Read the material below. Count the lines containing "بصورت" and give that count alone.

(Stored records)
┌──

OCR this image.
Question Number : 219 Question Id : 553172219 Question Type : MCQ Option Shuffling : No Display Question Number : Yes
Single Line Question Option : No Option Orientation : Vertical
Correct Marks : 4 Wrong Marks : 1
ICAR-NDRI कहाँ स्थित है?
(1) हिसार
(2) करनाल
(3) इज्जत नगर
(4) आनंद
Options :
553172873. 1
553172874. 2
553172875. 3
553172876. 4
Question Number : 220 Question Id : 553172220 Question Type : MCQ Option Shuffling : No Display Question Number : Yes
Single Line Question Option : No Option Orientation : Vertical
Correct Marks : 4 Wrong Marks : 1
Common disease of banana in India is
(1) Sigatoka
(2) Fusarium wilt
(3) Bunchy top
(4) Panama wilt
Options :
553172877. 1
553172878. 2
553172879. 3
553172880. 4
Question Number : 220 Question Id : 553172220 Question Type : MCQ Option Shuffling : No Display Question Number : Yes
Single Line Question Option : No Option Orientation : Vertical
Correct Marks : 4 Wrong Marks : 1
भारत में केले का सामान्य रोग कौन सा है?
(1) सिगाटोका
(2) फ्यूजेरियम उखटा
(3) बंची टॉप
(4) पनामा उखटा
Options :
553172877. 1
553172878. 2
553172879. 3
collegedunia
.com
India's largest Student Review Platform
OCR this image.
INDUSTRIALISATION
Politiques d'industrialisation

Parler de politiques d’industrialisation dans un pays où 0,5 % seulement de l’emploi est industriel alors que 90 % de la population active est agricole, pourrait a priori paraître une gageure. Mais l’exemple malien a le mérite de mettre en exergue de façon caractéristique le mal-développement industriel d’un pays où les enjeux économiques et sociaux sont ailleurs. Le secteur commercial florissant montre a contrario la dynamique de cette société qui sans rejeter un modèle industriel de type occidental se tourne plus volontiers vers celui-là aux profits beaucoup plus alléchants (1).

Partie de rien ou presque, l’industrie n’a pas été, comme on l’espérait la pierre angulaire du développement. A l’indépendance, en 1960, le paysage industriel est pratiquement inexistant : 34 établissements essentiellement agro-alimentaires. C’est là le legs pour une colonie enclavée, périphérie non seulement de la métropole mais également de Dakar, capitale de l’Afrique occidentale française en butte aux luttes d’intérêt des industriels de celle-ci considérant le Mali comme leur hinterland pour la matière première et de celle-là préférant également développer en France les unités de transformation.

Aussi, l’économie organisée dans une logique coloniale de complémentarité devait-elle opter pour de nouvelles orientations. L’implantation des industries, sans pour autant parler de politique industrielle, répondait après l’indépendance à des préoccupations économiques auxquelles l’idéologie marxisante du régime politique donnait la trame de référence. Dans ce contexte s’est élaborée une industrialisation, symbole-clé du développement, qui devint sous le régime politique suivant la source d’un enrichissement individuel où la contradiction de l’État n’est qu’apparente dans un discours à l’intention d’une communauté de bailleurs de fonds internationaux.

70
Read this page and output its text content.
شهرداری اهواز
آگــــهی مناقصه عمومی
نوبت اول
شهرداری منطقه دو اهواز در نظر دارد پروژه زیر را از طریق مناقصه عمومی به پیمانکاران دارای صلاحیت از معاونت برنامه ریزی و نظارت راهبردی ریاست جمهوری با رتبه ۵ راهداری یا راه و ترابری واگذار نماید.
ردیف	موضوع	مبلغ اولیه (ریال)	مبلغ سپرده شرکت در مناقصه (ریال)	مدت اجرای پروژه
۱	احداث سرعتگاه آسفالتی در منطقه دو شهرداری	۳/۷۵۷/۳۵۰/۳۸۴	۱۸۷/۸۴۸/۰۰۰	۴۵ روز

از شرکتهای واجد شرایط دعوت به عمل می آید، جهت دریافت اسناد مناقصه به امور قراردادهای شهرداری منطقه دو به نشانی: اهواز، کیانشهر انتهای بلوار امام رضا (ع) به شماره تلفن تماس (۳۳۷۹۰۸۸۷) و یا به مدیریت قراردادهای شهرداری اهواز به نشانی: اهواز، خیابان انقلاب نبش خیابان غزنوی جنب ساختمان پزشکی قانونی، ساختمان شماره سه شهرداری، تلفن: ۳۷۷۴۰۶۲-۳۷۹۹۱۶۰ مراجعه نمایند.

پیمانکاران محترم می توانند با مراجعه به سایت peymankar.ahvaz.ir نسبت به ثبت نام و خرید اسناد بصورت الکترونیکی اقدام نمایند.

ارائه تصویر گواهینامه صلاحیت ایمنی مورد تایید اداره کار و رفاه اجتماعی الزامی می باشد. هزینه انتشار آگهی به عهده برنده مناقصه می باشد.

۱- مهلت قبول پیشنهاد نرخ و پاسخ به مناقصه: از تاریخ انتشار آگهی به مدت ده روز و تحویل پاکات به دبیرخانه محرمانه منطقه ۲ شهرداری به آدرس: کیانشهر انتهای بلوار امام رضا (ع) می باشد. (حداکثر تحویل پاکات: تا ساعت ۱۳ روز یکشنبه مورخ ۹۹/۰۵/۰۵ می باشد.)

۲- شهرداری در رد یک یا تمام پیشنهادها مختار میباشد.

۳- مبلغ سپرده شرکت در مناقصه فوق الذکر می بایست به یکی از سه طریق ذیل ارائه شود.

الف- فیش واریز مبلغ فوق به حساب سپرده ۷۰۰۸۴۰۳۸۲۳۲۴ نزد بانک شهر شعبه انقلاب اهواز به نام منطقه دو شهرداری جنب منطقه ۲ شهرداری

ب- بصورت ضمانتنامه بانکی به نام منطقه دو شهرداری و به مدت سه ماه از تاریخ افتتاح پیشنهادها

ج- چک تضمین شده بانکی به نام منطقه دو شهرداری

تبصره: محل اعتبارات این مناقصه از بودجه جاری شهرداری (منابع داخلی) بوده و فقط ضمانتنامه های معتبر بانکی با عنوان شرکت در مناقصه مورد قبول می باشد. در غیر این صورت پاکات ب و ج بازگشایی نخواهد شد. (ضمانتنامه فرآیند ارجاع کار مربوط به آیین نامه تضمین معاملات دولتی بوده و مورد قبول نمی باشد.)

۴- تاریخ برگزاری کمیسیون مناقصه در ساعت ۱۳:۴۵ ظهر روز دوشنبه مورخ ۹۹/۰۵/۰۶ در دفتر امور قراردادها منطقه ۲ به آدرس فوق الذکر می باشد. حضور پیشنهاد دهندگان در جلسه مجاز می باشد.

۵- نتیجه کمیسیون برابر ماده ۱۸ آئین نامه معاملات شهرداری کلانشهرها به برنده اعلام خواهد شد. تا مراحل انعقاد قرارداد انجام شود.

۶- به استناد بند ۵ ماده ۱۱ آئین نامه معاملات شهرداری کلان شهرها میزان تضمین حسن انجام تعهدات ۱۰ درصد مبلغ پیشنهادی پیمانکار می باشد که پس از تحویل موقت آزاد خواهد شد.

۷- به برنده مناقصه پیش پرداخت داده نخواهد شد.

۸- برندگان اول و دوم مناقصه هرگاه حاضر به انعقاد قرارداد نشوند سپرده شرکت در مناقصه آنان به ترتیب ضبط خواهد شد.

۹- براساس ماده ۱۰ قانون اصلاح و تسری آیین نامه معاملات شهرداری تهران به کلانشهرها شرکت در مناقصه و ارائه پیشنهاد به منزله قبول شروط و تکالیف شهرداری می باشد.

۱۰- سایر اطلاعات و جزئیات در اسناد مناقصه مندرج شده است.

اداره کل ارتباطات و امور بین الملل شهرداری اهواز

└──

**Exercise result:** 2